━━━ Extrait ━━━

Le 25 juillet, à l’occasion d’un lunch donné à l’Aéro-club de Washington, Sir George Edwards, Managing Director de la British Aircraft Corporation, a pris la parole au nom du Comité des Directeurs du projet Concorde dont il est actuellement le président. C’est le troisième des orateurs qui se sont succédé en peu de temps au Club pour parler du transport supersonique, les deux premiers ayant été le général J. C. Maxwell, directeur du projet TSS américain et M. Stuart G. Tipton, président de l’ATA.
Voici de larges extraits du discours de Sir Edwards :
J’ai été très sensible à l’honneur que vous m’avez fait en me demandant de vous parler du transport supersonique et c’est pour moi un plaisir de m’exécuter. En préparant ma conférence, il m’est apparu indispensable de lire les exposés de mes prédécesseurs, afin de marcher dans la voie qu’ils avaient tracée. Le général Maxwell a été favorisé par la chance : la date de sa conférence coïncidait avec le quarantième anniversaire de la traversée de l’Atlantique par Lindbergh et il avait un thème tout trouvé. Pour retrouver semblable occasion, il m’aurait fallu attendre le cinquantième anniversaire de la première traversée sans escale de l’Atlantique, réalisé par Alcock et Brown sur un Vickers Vimy et vous ne m’auriez pas entendu avant juin 1969. Je n’ai pas l’intention de minimiser la valeur du périlleux exploit de Lindbergh, mais je me permettrai cependant de faire remarquer que le fait de ne pas être un avion américain ne saurait empêcher Concorde de remporter une grande première. Contrairement à ce que d’aucuns pourraient penser, la France et le Royaume-Uni sont autre chose que des pays touristiques aux coutumes désuètes et bizarres.

Il est évident que le projet TSS américain a obligé le gouvernement des Etats-Unis à atteler ensemble – bon gré, mal gré – l’Etat et l’industrie privée. Il constitue aussi une réplique à l’éternelle plainte du contribuable qui voit toujours dans ce genre d’association, un cadeau du gouvernement. Mais s’il est vrai que la collaboration entre l’Etat et le secteur privé ne va jamais sans heurts, que dire du programme Concorde, dans lequel sont engagés deux gouvernements et deux industries nationales !

━━━

▸ **Tâches à réaliser**:
1. Reproduisez tout ce qui va de « Le 25 juillet, à » jusqu'à « président de l’ATA. » dans l'article sur le discours de Sir George Edwards.
2. Poursuivez l'article sur le discours de Sir George Edwards à la suite de sa dernière phrase.

━━━ Informations affichées ━━━

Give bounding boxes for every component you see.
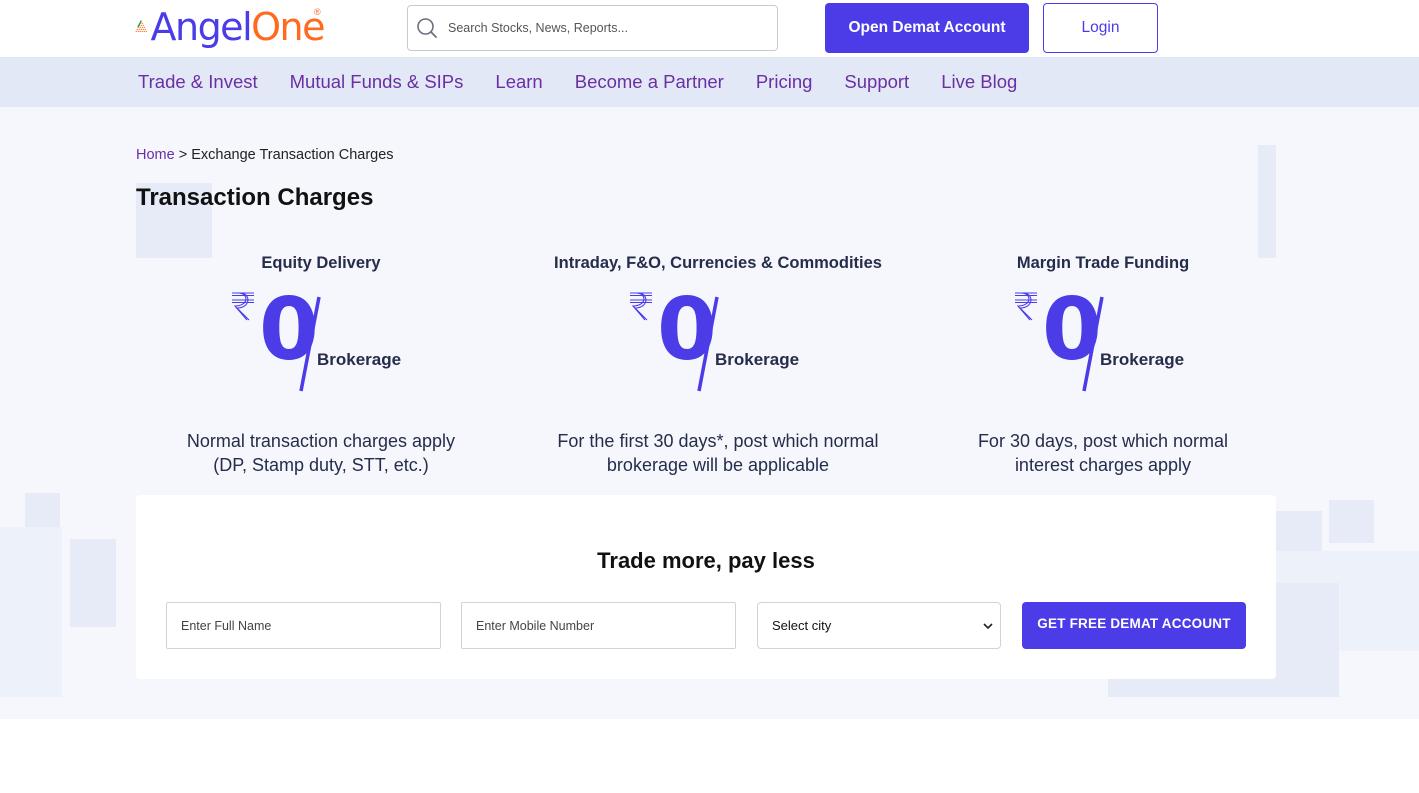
nav-item-mutual-funds[interactable]: Mutual Funds & SIPs xyxy=(290,71,464,93)
main-content: Home > Exchange Transaction Charges Tran… xyxy=(0,107,1419,719)
card-description-line: (DP, Stamp duty, STT, etc.) xyxy=(213,455,429,475)
chevron-down-icon xyxy=(983,623,993,630)
search-icon xyxy=(417,18,437,38)
open-demat-account-button[interactable]: Open Demat Account xyxy=(825,3,1029,53)
card-description: For the first 30 days*, post which norma… xyxy=(528,429,908,477)
angel-one-logo[interactable]: AngelOne ® xyxy=(134,3,325,51)
card-description: Normal transaction charges apply (DP, St… xyxy=(131,429,511,477)
breadcrumb-current: Exchange Transaction Charges xyxy=(191,147,394,163)
search-box[interactable] xyxy=(407,5,778,51)
zero-brokerage-graphic: 0 Brokerage xyxy=(229,280,409,392)
card-description-line: For the first 30 days*, post which norma… xyxy=(557,431,879,451)
amount-label: Brokerage xyxy=(317,350,402,369)
pricing-card-margin-trade-funding: Margin Trade Funding 0 Brokerage For 30 … xyxy=(913,254,1293,484)
nav-item-trade-invest[interactable]: Trade & Invest xyxy=(138,71,258,93)
card-description-line: Normal transaction charges apply xyxy=(186,431,456,451)
city-select[interactable]: Select city xyxy=(757,602,1001,649)
card-description-line: brokerage will be applicable xyxy=(606,455,830,475)
page-title: Transaction Charges xyxy=(136,184,374,211)
rupee-icon xyxy=(630,292,652,321)
breadcrumb-home-link[interactable]: Home xyxy=(136,147,175,163)
card-description: For 30 days, post which normal interest … xyxy=(913,429,1293,477)
lead-form-panel: Trade more, pay less Select city GET FRE… xyxy=(136,495,1276,679)
slash-decoration xyxy=(697,296,719,392)
breadcrumb: Home > Exchange Transaction Charges xyxy=(136,147,394,163)
rupee-icon xyxy=(1015,292,1037,321)
decorative-block xyxy=(1258,145,1276,258)
full-name-input[interactable] xyxy=(166,602,441,649)
logo-wordmark: AngelOne xyxy=(150,5,325,49)
slash-decoration xyxy=(1082,296,1104,392)
nav-item-live-blog[interactable]: Live Blog xyxy=(941,71,1017,93)
nav-item-become-partner[interactable]: Become a Partner xyxy=(575,71,724,93)
login-button[interactable]: Login xyxy=(1043,3,1158,53)
amount-label: Brokerage xyxy=(1100,350,1185,369)
card-description-line: For 30 days, post which normal xyxy=(977,431,1229,451)
amount-label: Brokerage xyxy=(715,350,800,369)
card-title: Equity Delivery xyxy=(261,254,381,272)
nav-item-support[interactable]: Support xyxy=(844,71,909,93)
card-description-line: interest charges apply xyxy=(1014,455,1192,475)
slash-decoration xyxy=(299,296,321,392)
nav-item-pricing[interactable]: Pricing xyxy=(756,71,813,93)
decorative-block xyxy=(70,539,116,627)
decorative-block xyxy=(25,493,60,527)
rupee-icon xyxy=(232,292,254,321)
main-nav: Trade & Invest Mutual Funds & SIPs Learn… xyxy=(0,57,1419,107)
mobile-number-input[interactable] xyxy=(461,602,736,649)
registered-mark: ® xyxy=(314,7,321,17)
pricing-card-intraday: Intraday, F&O, Currencies & Commodities … xyxy=(528,254,908,484)
logo-pyramid-icon xyxy=(135,19,147,33)
nav-item-learn[interactable]: Learn xyxy=(495,71,542,93)
card-title: Margin Trade Funding xyxy=(1016,254,1190,272)
pricing-card-equity-delivery: Equity Delivery 0 Brokerage Normal trans… xyxy=(131,254,511,484)
zero-brokerage-graphic: 0 Brokerage xyxy=(627,280,807,392)
decorative-block xyxy=(0,527,62,697)
site-header: AngelOne ® Open Demat Account Login xyxy=(0,0,1419,57)
form-title: Trade more, pay less xyxy=(597,548,815,573)
breadcrumb-separator: > xyxy=(178,147,188,163)
zero-brokerage-graphic: 0 Brokerage xyxy=(1012,280,1192,392)
get-free-demat-account-button[interactable]: GET FREE DEMAT ACCOUNT xyxy=(1022,602,1246,649)
city-select-value: Select city xyxy=(772,618,832,633)
decorative-block xyxy=(1329,500,1374,543)
search-input[interactable] xyxy=(448,21,748,35)
card-title: Intraday, F&O, Currencies & Commodities xyxy=(554,254,882,272)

━━━

▸ **Résultats par tâche**:
1.
Le 25 juillet, à l’occasion d’un lunch donné à l’Aéro-club de Washington, Sir George Edwards, Managing Director de la British Aircraft Corporation, a pris la parole au nom du Comité des Directeurs du projet Concorde dont il est actuellement le président. C’est le troisième des orateurs qui se sont succédé en peu de temps au Club pour parler du transport supersonique, les deux premiers ayant été le général J. C. Maxwell, directeur du projet TSS américain et M. Stuart G. Tipton, président de l’ATA.

2.
Nos premières discussions avec les Français à propos du projet remontent à la fin de 1961. En novembre 1962, l’accord de coopération était signé et aujourd’hui, nous ne sommes pas loin des premiers vols du prototype.
Ce qui, à mon avis, nous rend actuellement la vie plus dure qu’il n’est besoin, c’est cette date du 28 février 1968 que l’on a fixée pour le premier vol et à laquelle on a donné trop de publicité. La respecter est encore une chose possible, mais ceux de mes auditeurs qui ont eu à construire un prototype de quoi que ce soit savent bien qu’il y a loin de la coupe aux lèvres. En fait, ce n’est pas l’achèvement de l’appareil qui détermine la date du premier vol, mais les essais au sol. Toujours est-il qu’à sept mois de cette date, nous sommes encore dans les temps avec le premier prototype et le second vient juste derrière.
Avant tout, permettez-moi de vous indiquer les principales étapes de notre planning. A Toulouse, la construction du prototype 001 est terminée en ce qui concerne la structure et on en est à la phase de l’équipement. Il y a toujours une période critique dans la naissance d’un avion, mais nous sommes sur le point d’en sortir. Nos yeux sont tournés maintenant vers la date de l’homologation : nous sommes à peu près certains que Concorde entrera en service au début de 1971.

Le prototype 002 se trouve à Filton où on est en train d’installer les systèmes de bord. Nous avons deux mois d’avance sur le programme et l’appareil volera environ quatre mois après le premier prototype.
Les deux prototypes ont des dimensions prévues par le projet original, mais dans la version de série, le fuselage sera plus long de 2,59 mètres et la cabine aura 5,79 mètres de plus. Les deux appareils seront semblables à la version de série telle qu’elle est prévue actuellement ; ils voleront l’un en décembre 1969, l’autre en février 1970. Dans le programme des essais en vol, ces quatre appareils seront suivis par les trois premiers avions de série qui seront utilisés pour les essais dans les conditions réelles d’exploitation.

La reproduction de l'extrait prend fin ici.